**INSTRUCTION:** Repeat the records exactly. Every line must match.

[BEGIN EXERCISE INPUT]

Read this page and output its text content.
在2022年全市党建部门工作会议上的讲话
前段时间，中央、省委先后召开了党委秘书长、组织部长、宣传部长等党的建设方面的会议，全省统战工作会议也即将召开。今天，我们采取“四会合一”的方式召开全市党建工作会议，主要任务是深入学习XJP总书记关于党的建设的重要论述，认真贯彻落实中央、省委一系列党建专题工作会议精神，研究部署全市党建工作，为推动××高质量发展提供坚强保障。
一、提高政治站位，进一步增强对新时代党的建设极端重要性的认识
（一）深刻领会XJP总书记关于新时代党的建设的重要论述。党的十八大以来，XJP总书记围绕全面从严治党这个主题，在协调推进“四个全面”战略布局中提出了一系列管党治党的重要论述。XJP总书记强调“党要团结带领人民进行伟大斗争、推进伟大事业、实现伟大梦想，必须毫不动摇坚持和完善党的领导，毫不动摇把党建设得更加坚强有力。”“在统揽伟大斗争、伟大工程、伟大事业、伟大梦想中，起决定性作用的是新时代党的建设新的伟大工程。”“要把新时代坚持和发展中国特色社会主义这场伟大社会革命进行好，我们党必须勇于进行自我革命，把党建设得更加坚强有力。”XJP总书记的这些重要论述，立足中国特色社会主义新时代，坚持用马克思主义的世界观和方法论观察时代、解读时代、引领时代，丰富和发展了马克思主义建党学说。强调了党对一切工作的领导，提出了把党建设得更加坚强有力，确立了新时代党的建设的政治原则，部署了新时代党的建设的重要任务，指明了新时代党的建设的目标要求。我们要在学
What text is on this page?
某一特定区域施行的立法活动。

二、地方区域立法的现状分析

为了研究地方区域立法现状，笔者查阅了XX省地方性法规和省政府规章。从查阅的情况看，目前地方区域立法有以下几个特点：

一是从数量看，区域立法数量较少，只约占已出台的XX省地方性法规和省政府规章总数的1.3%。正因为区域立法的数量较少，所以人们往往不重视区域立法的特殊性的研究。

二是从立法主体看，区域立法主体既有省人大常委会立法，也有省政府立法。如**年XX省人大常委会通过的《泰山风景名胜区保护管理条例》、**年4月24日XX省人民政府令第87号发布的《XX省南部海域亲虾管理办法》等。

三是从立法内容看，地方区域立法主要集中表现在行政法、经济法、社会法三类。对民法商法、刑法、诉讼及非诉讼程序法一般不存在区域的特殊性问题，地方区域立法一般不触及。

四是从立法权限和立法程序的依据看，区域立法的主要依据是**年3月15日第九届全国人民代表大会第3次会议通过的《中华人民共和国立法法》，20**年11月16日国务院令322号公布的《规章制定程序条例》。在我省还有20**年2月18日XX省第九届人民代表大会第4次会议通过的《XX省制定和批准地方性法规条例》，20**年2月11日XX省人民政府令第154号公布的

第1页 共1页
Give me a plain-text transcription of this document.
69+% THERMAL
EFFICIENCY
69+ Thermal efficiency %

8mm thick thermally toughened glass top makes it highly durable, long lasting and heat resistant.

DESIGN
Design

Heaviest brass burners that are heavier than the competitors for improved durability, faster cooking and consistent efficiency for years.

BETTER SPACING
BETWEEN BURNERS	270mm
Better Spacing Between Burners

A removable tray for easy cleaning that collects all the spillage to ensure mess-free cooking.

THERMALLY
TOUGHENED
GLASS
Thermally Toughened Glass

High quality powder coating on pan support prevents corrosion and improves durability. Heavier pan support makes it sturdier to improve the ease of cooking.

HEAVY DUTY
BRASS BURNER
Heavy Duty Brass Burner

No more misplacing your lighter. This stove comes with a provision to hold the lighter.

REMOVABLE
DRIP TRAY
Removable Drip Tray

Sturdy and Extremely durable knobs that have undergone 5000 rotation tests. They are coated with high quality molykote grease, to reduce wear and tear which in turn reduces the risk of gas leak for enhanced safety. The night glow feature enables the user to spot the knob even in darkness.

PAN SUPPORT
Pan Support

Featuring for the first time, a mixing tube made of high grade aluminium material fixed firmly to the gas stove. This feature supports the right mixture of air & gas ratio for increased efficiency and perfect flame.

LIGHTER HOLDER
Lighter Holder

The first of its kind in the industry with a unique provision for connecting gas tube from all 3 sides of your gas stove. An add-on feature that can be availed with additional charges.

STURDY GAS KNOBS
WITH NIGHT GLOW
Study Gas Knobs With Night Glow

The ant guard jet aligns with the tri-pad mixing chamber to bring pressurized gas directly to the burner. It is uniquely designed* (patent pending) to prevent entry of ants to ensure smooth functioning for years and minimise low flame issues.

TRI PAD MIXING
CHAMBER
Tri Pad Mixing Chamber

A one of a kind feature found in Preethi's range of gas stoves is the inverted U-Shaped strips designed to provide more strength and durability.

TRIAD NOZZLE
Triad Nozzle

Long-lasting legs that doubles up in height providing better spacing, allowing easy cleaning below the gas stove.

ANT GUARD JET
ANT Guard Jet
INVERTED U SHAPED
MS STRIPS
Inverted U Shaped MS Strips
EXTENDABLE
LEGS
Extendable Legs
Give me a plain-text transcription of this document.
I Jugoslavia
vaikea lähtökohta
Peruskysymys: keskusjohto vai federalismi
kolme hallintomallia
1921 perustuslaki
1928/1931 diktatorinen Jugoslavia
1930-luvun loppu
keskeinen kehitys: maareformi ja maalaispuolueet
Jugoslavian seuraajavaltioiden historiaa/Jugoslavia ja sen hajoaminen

[END EXERCISE INPUT]

**TASK RESPONSE:**
Read this page and output its text content.
在2022年全市党建部门工作会议上的讲话
前段时间，中央、省委先后召开了党委秘书长、组织部长、宣传部长等党的建设方面的会议，全省统战工作会议也即将召开。今天，我们采取“四会合一”的方式召开全市党建工作会议，主要任务是深入学习XJP总书记关于党的建设的重要论述，认真贯彻落实中央、省委一系列党建专题工作会议精神，研究部署全市党建工作，为推动××高质量发展提供坚强保障。
一、提高政治站位，进一步增强对新时代党的建设极端重要性的认识
（一）深刻领会XJP总书记关于新时代党的建设的重要论述。党的十八大以来，XJP总书记围绕全面从严治党这个主题，在协调推进“四个全面”战略布局中提出了一系列管党治党的重要论述。XJP总书记强调“党要团结带领人民进行伟大斗争、推进伟大事业、实现伟大梦想，必须毫不动摇坚持和完善党的领导，毫不动摇把党建设得更加坚强有力。”“在统揽伟大斗争、伟大工程、伟大事业、伟大梦想中，起决定性作用的是新时代党的建设新的伟大工程。”“要把新时代坚持和发展中国特色社会主义这场伟大社会革命进行好，我们党必须勇于进行自我革命，把党建设得更加坚强有力。”XJP总书记的这些重要论述，立足中国特色社会主义新时代，坚持用马克思主义的世界观和方法论观察时代、解读时代、引领时代，丰富和发展了马克思主义建党学说。强调了党对一切工作的领导，提出了把党建设得更加坚强有力，确立了新时代党的建设的政治原则，部署了新时代党的建设的重要任务，指明了新时代党的建设的目标要求。我们要在学
What text is on this page?
某一特定区域施行的立法活动。

二、地方区域立法的现状分析

为了研究地方区域立法现状，笔者查阅了XX省地方性法规和省政府规章。从查阅的情况看，目前地方区域立法有以下几个特点：

一是从数量看，区域立法数量较少，只约占已出台的XX省地方性法规和省政府规章总数的1.3%。正因为区域立法的数量较少，所以人们往往不重视区域立法的特殊性的研究。

二是从立法主体看，区域立法主体既有省人大常委会立法，也有省政府立法。如**年XX省人大常委会通过的《泰山风景名胜区保护管理条例》、**年4月24日XX省人民政府令第87号发布的《XX省南部海域亲虾管理办法》等。

三是从立法内容看，地方区域立法主要集中表现在行政法、经济法、社会法三类。对民法商法、刑法、诉讼及非诉讼程序法一般不存在区域的特殊性问题，地方区域立法一般不触及。

四是从立法权限和立法程序的依据看，区域立法的主要依据是**年3月15日第九届全国人民代表大会第3次会议通过的《中华人民共和国立法法》，20**年11月16日国务院令322号公布的《规章制定程序条例》。在我省还有20**年2月18日XX省第九届人民代表大会第4次会议通过的《XX省制定和批准地方性法规条例》，20**年2月11日XX省人民政府令第154号公布的

第1页 共1页
Give me a plain-text transcription of this document.
69+% THERMAL
EFFICIENCY
69+ Thermal efficiency %

8mm thick thermally toughened glass top makes it highly durable, long lasting and heat resistant.

DESIGN
Design

Heaviest brass burners that are heavier than the competitors for improved durability, faster cooking and consistent efficiency for years.

BETTER SPACING
BETWEEN BURNERS	270mm
Better Spacing Between Burners

A removable tray for easy cleaning that collects all the spillage to ensure mess-free cooking.

THERMALLY
TOUGHENED
GLASS
Thermally Toughened Glass

High quality powder coating on pan support prevents corrosion and improves durability. Heavier pan support makes it sturdier to improve the ease of cooking.

HEAVY DUTY
BRASS BURNER
Heavy Duty Brass Burner

No more misplacing your lighter. This stove comes with a provision to hold the lighter.

REMOVABLE
DRIP TRAY
Removable Drip Tray

Sturdy and Extremely durable knobs that have undergone 5000 rotation tests. They are coated with high quality molykote grease, to reduce wear and tear which in turn reduces the risk of gas leak for enhanced safety. The night glow feature enables the user to spot the knob even in darkness.

PAN SUPPORT
Pan Support

Featuring for the first time, a mixing tube made of high grade aluminium material fixed firmly to the gas stove. This feature supports the right mixture of air & gas ratio for increased efficiency and perfect flame.

LIGHTER HOLDER
Lighter Holder

The first of its kind in the industry with a unique provision for connecting gas tube from all 3 sides of your gas stove. An add-on feature that can be availed with additional charges.

STURDY GAS KNOBS
WITH NIGHT GLOW
Study Gas Knobs With Night Glow

The ant guard jet aligns with the tri-pad mixing chamber to bring pressurized gas directly to the burner. It is uniquely designed* (patent pending) to prevent entry of ants to ensure smooth functioning for years and minimise low flame issues.

TRI PAD MIXING
CHAMBER
Tri Pad Mixing Chamber

A one of a kind feature found in Preethi's range of gas stoves is the inverted U-Shaped strips designed to provide more strength and durability.

TRIAD NOZZLE
Triad Nozzle

Long-lasting legs that doubles up in height providing better spacing, allowing easy cleaning below the gas stove.

ANT GUARD JET
ANT Guard Jet
INVERTED U SHAPED
MS STRIPS
Inverted U Shaped MS Strips
EXTENDABLE
LEGS
Extendable Legs
Give me a plain-text transcription of this document.
I Jugoslavia
vaikea lähtökohta
Peruskysymys: keskusjohto vai federalismi
kolme hallintomallia
1921 perustuslaki
1928/1931 diktatorinen Jugoslavia
1930-luvun loppu
keskeinen kehitys: maareformi ja maalaispuolueet
Jugoslavian seuraajavaltioiden historiaa/Jugoslavia ja sen hajoaminen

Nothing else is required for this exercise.